Return each row below verbatim, omitting the pictures.

- - - -

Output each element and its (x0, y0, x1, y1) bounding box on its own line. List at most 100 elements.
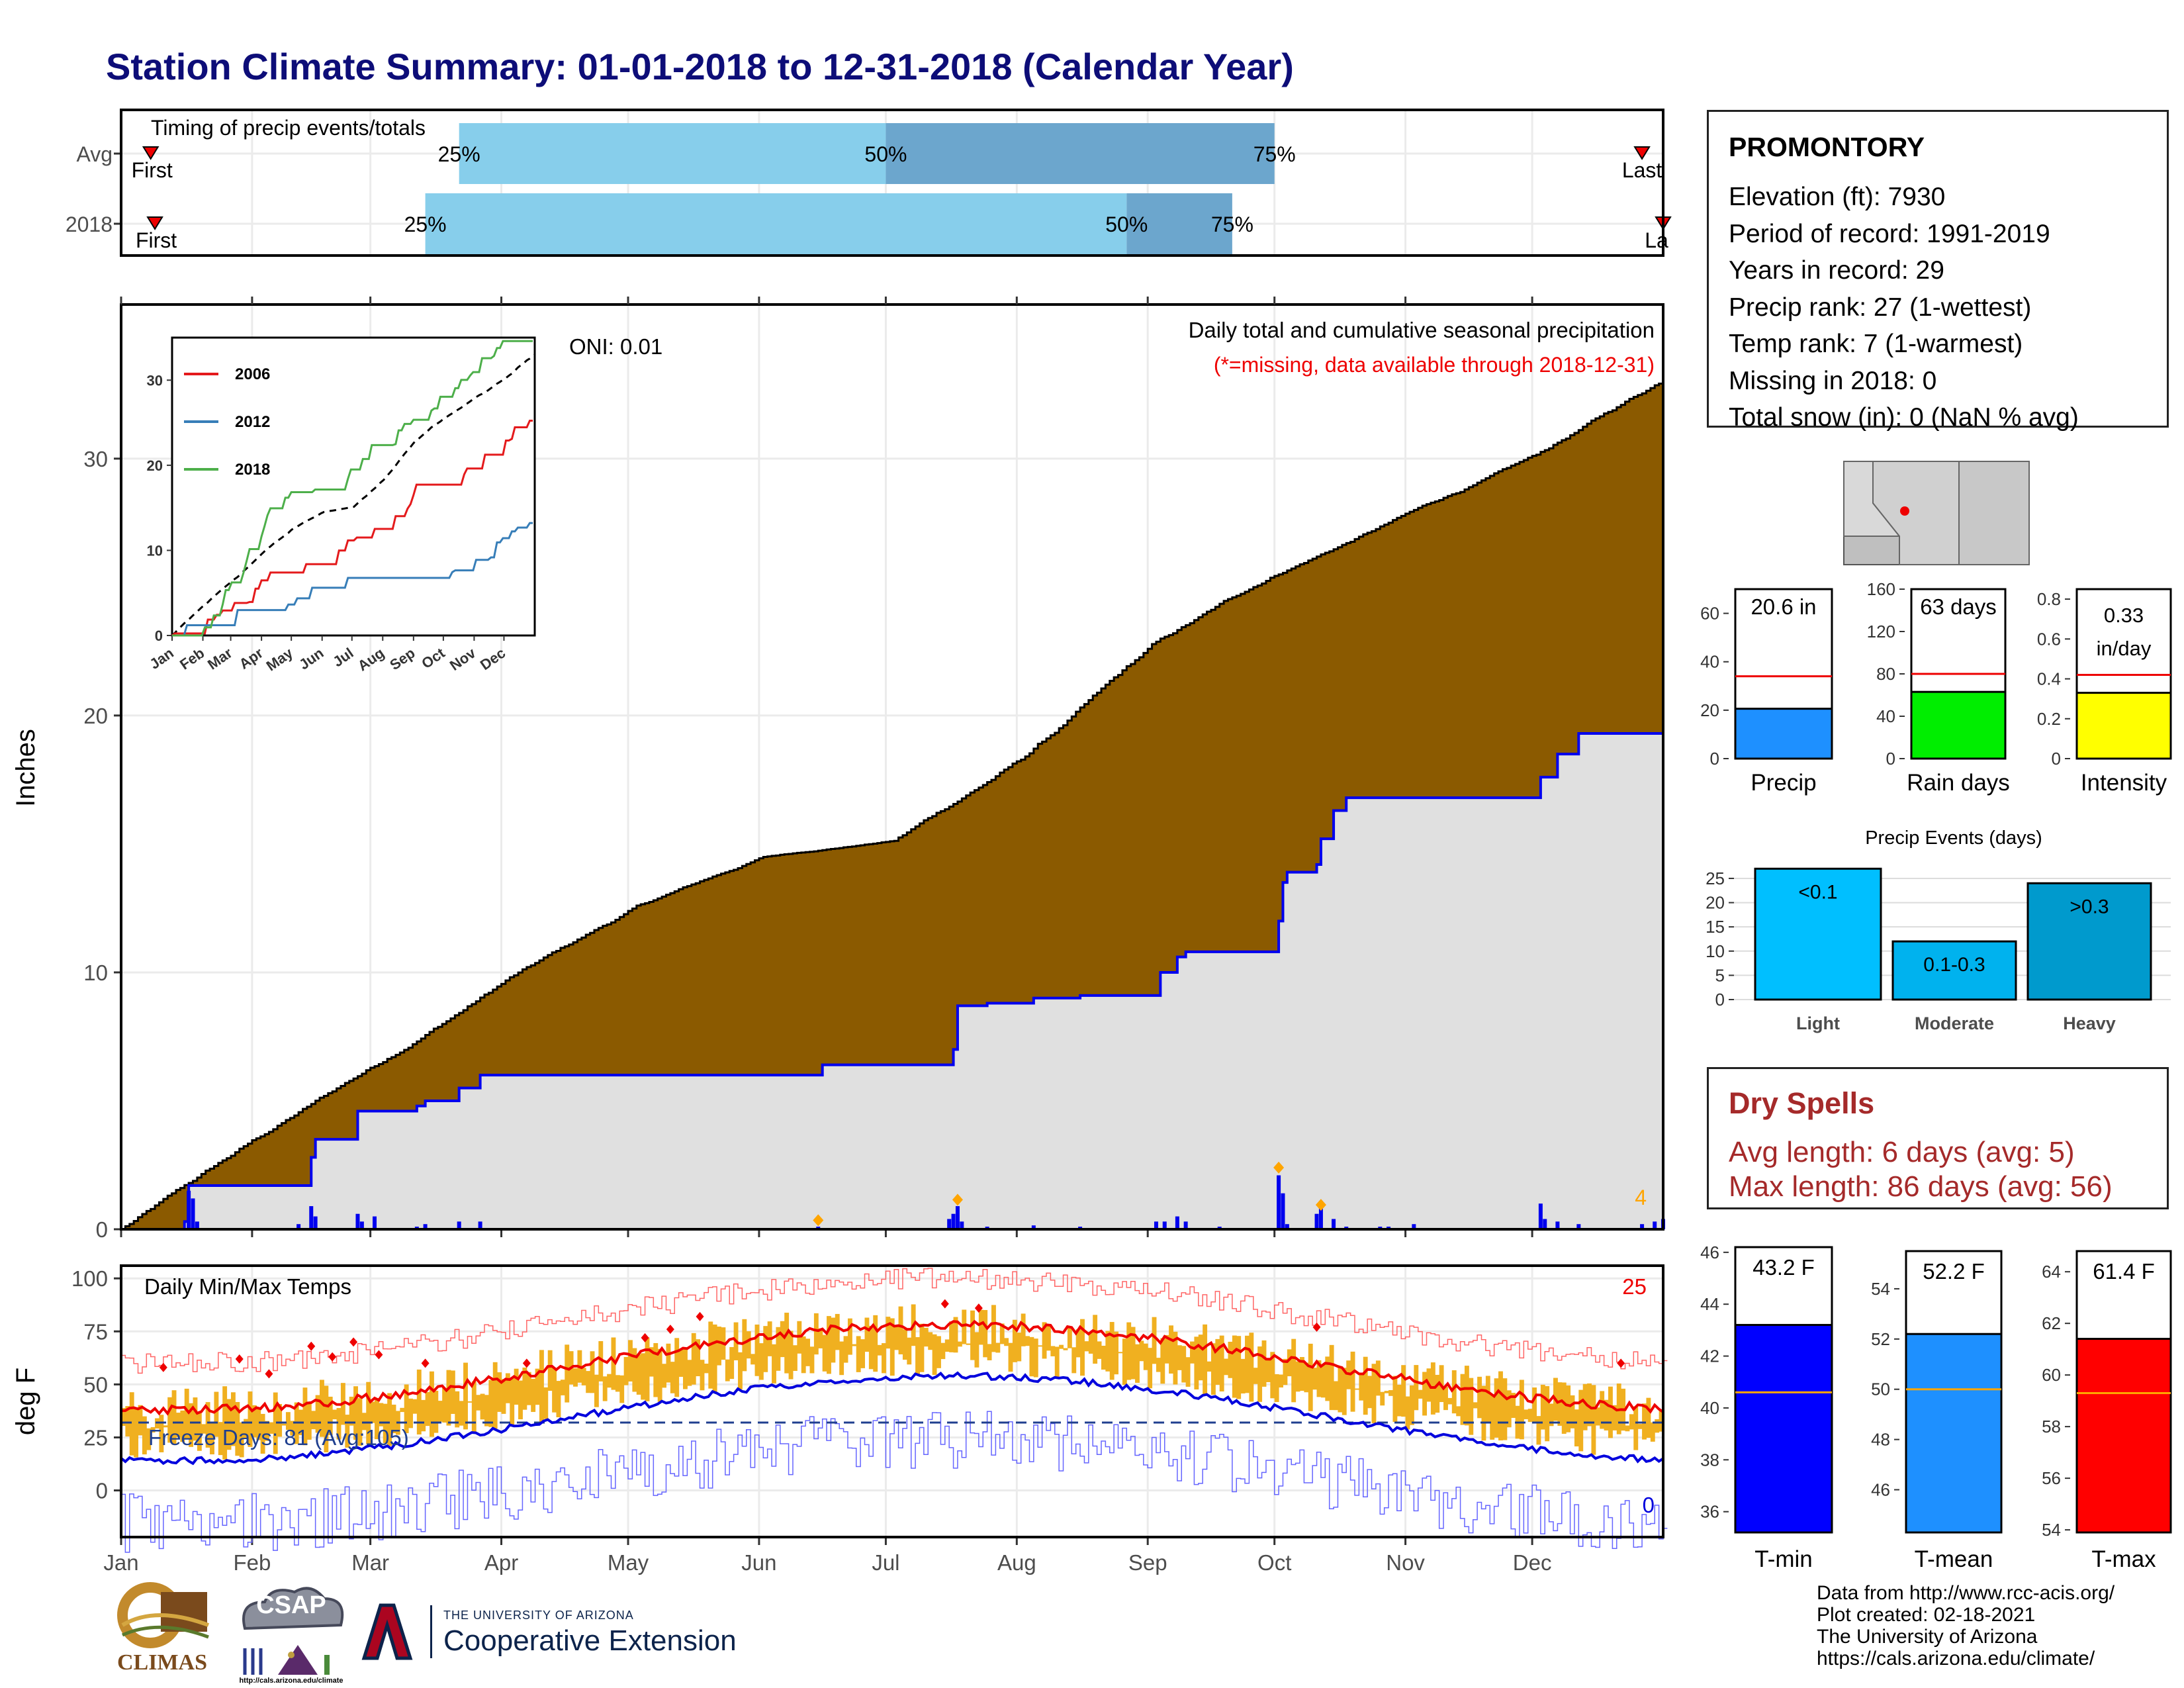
daily-temp-range (1274, 1374, 1279, 1402)
daily-temp-range (839, 1341, 844, 1376)
daily-precip-bar (1154, 1221, 1158, 1229)
month-label: Sep (1128, 1550, 1167, 1575)
daily-temp-range (801, 1336, 806, 1374)
daily-temp-range (1118, 1352, 1123, 1354)
daily-temp-range (1625, 1425, 1630, 1432)
temp-cold-count: 0 (1643, 1493, 1655, 1517)
daily-temp-range (1629, 1414, 1634, 1430)
summary-bar-tick-label: 0 (1710, 749, 1719, 769)
daily-temp-range (150, 1427, 156, 1433)
daily-temp-range (923, 1327, 929, 1347)
record-high-marker (328, 1352, 337, 1362)
daily-temp-range (641, 1353, 646, 1400)
daily-temp-range (1194, 1336, 1199, 1389)
daily-temp-range (953, 1317, 958, 1353)
summary-bar-tick-label: 40 (1876, 706, 1895, 726)
ua-logo-small: THE UNIVERSITY OF ARIZONA (443, 1609, 634, 1622)
daily-temp-range (125, 1406, 130, 1437)
daily-precip-bar (1162, 1221, 1167, 1229)
daily-precip-bar (1640, 1224, 1645, 1229)
daily-temp-range (1342, 1368, 1347, 1415)
precip-events-tick-label: 15 (1706, 917, 1725, 937)
station-temp-rank: Temp rank: 7 (1-warmest) (1729, 330, 2023, 358)
daily-temp-range (210, 1423, 214, 1455)
daily-temp-range (1033, 1338, 1038, 1378)
daily-temp-range (244, 1419, 249, 1438)
month-label: May (608, 1550, 649, 1575)
daily-precip-bar (478, 1221, 482, 1229)
inset-tick-label: 30 (147, 372, 163, 389)
daily-temp-range (138, 1405, 143, 1436)
daily-temp-range (949, 1321, 954, 1352)
summary-bar-label: Intensity (2081, 770, 2167, 796)
daily-temp-range (1240, 1358, 1246, 1394)
daily-temp-range (1477, 1376, 1482, 1419)
daily-temp-range (446, 1370, 451, 1426)
daily-temp-range (1329, 1344, 1334, 1411)
daily-precip-bar (960, 1221, 964, 1229)
daily-temp-range (336, 1408, 341, 1440)
summary-bar-precip (1734, 708, 1833, 760)
daily-temp-range (932, 1334, 937, 1376)
daily-temp-range (700, 1360, 705, 1391)
daily-temp-range (171, 1390, 177, 1445)
month-label: Jun (741, 1550, 776, 1575)
daily-temp-range (357, 1398, 363, 1446)
daily-temp-range (1219, 1335, 1224, 1392)
station-elevation: Elevation (ft): 7930 (1729, 183, 1946, 211)
daily-temp-range (518, 1380, 523, 1420)
daily-temp-range (476, 1395, 481, 1411)
temp-bar-value: 61.4 F (2093, 1259, 2155, 1284)
daily-temp-range (792, 1345, 797, 1372)
precip-2018-area (121, 700, 1663, 1229)
daily-temp-range (1021, 1313, 1026, 1346)
inset-avg-line (171, 353, 535, 637)
daily-temp-range (970, 1310, 975, 1360)
daily-temp-range (251, 1405, 257, 1438)
daily-precip-bar (947, 1219, 952, 1229)
daily-precip-bar (373, 1216, 377, 1229)
daily-temp-range (1257, 1346, 1263, 1402)
daily-temp-range (864, 1317, 870, 1352)
precip-events-bar-value: 0.1-0.3 (1923, 954, 1985, 976)
record-high-marker (1312, 1322, 1321, 1332)
daily-temp-range (860, 1339, 866, 1368)
daily-temp-range (1139, 1340, 1144, 1362)
temp-tick-label: 25 (83, 1425, 108, 1450)
daily-temp-range (894, 1325, 899, 1350)
precip-subtitle: Daily total and cumulative seasonal prec… (1189, 318, 1655, 342)
daily-temp-range (1392, 1376, 1398, 1422)
daily-temp-range (1224, 1358, 1228, 1376)
daily-temp-range (1401, 1365, 1406, 1417)
summary-bar-tick-label: 0 (2052, 749, 2061, 769)
daily-temp-range (1283, 1358, 1288, 1385)
daily-temp-range (936, 1336, 941, 1368)
daily-temp-range (285, 1412, 291, 1430)
precip-avg-cumulative-line (121, 381, 1664, 1231)
daily-precip-bar (423, 1224, 428, 1229)
temp-tick-label: 100 (71, 1266, 108, 1291)
inset-tick-label: 10 (147, 542, 163, 559)
daily-temp-range (1481, 1385, 1486, 1441)
summary-bar-tick-label: 0.2 (2037, 709, 2061, 729)
daily-temp-range (248, 1391, 253, 1447)
daily-temp-range (560, 1380, 565, 1395)
timing-panel-border (120, 109, 1664, 257)
precip-missing-note: (*=missing, data available through 2018-… (1214, 353, 1655, 377)
summary-bar-tick-label: 0.8 (2037, 589, 2061, 609)
daily-temp-range (1532, 1387, 1537, 1423)
daily-temp-range (1659, 1410, 1664, 1432)
daily-temp-range (1300, 1357, 1304, 1391)
daily-temp-range (1549, 1403, 1554, 1427)
temp-tick-label: 0 (96, 1479, 108, 1503)
daily-temp-range (1181, 1346, 1187, 1383)
temp-bar-tick-label: 38 (1700, 1450, 1719, 1470)
daily-temp-range (1519, 1380, 1524, 1440)
station-info-box: PROMONTORY Elevation (ft): 7930 Period o… (1707, 110, 2169, 432)
precip-events-bar-value: <0.1 (1798, 881, 1837, 903)
summary-bar-rain-days (1910, 690, 2007, 760)
daily-temp-range (657, 1348, 662, 1402)
daily-temp-range (290, 1421, 295, 1436)
daily-temp-range (1203, 1324, 1208, 1396)
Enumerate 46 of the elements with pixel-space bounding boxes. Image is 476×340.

- - - -

Exercise solution:
Output each element and its (x0, y0, x1, y1) bounding box on its own line. List at most 100 elements.
daily-temp-range (1274, 1374, 1279, 1402)
daily-temp-range (839, 1341, 844, 1376)
daily-precip-bar (1154, 1221, 1158, 1229)
month-label: Sep (1128, 1550, 1167, 1575)
daily-temp-range (801, 1336, 806, 1374)
daily-temp-range (1118, 1352, 1123, 1354)
daily-temp-range (1625, 1425, 1630, 1432)
temp-cold-count: 0 (1643, 1493, 1655, 1517)
daily-temp-range (1629, 1414, 1634, 1430)
summary-bar-tick-label: 0 (1710, 749, 1719, 769)
daily-temp-range (150, 1427, 156, 1433)
daily-temp-range (923, 1327, 929, 1347)
record-high-marker (328, 1352, 337, 1362)
daily-temp-range (641, 1353, 646, 1400)
daily-temp-range (1194, 1336, 1199, 1389)
daily-temp-range (953, 1317, 958, 1353)
summary-bar-tick-label: 40 (1876, 706, 1895, 726)
ua-logo-small: THE UNIVERSITY OF ARIZONA (443, 1609, 634, 1622)
daily-temp-range (125, 1406, 130, 1437)
daily-precip-bar (1162, 1221, 1167, 1229)
daily-precip-bar (1640, 1224, 1645, 1229)
daily-temp-range (1342, 1368, 1347, 1415)
precip-events-tick-label: 15 (1706, 917, 1725, 937)
station-temp-rank: Temp rank: 7 (1-warmest) (1729, 330, 2023, 358)
daily-temp-range (210, 1423, 214, 1455)
daily-temp-range (1033, 1338, 1038, 1378)
daily-temp-range (244, 1419, 249, 1438)
month-label: May (608, 1550, 649, 1575)
daily-precip-bar (478, 1221, 482, 1229)
inset-tick-label: 30 (147, 372, 163, 389)
daily-temp-range (138, 1405, 143, 1436)
daily-temp-range (949, 1321, 954, 1352)
summary-bar-label: Intensity (2081, 770, 2167, 796)
daily-temp-range (1240, 1358, 1246, 1394)
daily-temp-range (1477, 1376, 1482, 1419)
daily-temp-range (446, 1370, 451, 1426)
daily-temp-range (1329, 1344, 1334, 1411)
daily-precip-bar (960, 1221, 964, 1229)
daily-temp-range (336, 1408, 341, 1440)
summary-bar-precip (1734, 708, 1833, 760)
daily-temp-range (932, 1334, 937, 1376)
daily-temp-range (700, 1360, 705, 1391)
daily-temp-range (171, 1390, 177, 1445)
month-label: Jun (741, 1550, 776, 1575)
daily-temp-range (357, 1398, 363, 1446)
daily-temp-range (1219, 1335, 1224, 1392)
station-elevation: Elevation (ft): 7930 (1729, 183, 1946, 211)
daily-temp-range (518, 1380, 523, 1420)
daily-temp-range (476, 1395, 481, 1411)
temp-bar-value: 61.4 F (2093, 1259, 2155, 1284)
daily-temp-range (792, 1345, 797, 1372)
precip-2018-area (121, 700, 1663, 1229)
daily-temp-range (1021, 1313, 1026, 1346)
inset-avg-line (171, 353, 535, 637)
daily-temp-range (970, 1310, 975, 1360)
daily-temp-range (251, 1405, 257, 1438)
daily-precip-bar (947, 1219, 952, 1229)
daily-precip-bar (373, 1216, 377, 1229)
daily-temp-range (1257, 1346, 1263, 1402)
daily-temp-range (864, 1317, 870, 1352)
precip-events-bar-value: 0.1-0.3 (1923, 954, 1985, 976)
record-high-marker (1312, 1322, 1321, 1332)
daily-temp-range (860, 1339, 866, 1368)
daily-temp-range (1139, 1340, 1144, 1362)
temp-tick-label: 25 (83, 1425, 108, 1450)
daily-temp-range (894, 1325, 899, 1350)
precip-subtitle: Daily total and cumulative seasonal prec… (1189, 318, 1655, 342)
daily-temp-range (1392, 1376, 1398, 1422)
daily-temp-range (1224, 1358, 1228, 1376)
daily-temp-range (1401, 1365, 1406, 1417)
summary-bar-tick-label: 0 (2052, 749, 2061, 769)
daily-temp-range (1283, 1358, 1288, 1385)
daily-temp-range (936, 1336, 941, 1368)
daily-temp-range (285, 1412, 291, 1430)
precip-avg-cumulative-line (121, 381, 1664, 1231)
daily-precip-bar (423, 1224, 428, 1229)
temp-tick-label: 100 (71, 1266, 108, 1291)
inset-tick-label: 10 (147, 542, 163, 559)
daily-temp-range (1481, 1385, 1486, 1441)
summary-bar-tick-label: 0.2 (2037, 709, 2061, 729)
daily-temp-range (248, 1391, 253, 1447)
daily-temp-range (560, 1380, 565, 1395)
timing-panel-border (120, 109, 1664, 257)
precip-missing-note: (*=missing, data available through 2018-… (1214, 353, 1655, 377)
summary-bar-tick-label: 0.8 (2037, 589, 2061, 609)
daily-temp-range (1532, 1387, 1537, 1423)
daily-temp-range (1659, 1410, 1664, 1432)
daily-temp-range (1300, 1357, 1304, 1391)
daily-temp-range (1549, 1403, 1554, 1427)
temp-tick-label: 0 (96, 1479, 108, 1503)
daily-temp-range (1181, 1346, 1187, 1383)
temp-bar-tick-label: 38 (1700, 1450, 1719, 1470)
daily-temp-range (1519, 1380, 1524, 1440)
station-info-box: PROMONTORY Elevation (ft): 7930 Period o… (1707, 110, 2169, 432)
precip-events-bar-value: <0.1 (1798, 881, 1837, 903)
summary-bar-rain-days (1910, 690, 2007, 760)
daily-temp-range (657, 1348, 662, 1402)
daily-temp-range (290, 1421, 295, 1436)
daily-temp-range (1203, 1324, 1208, 1396)
Enumerate 46 of the elements with pixel-space bounding boxes. Image is 476×340.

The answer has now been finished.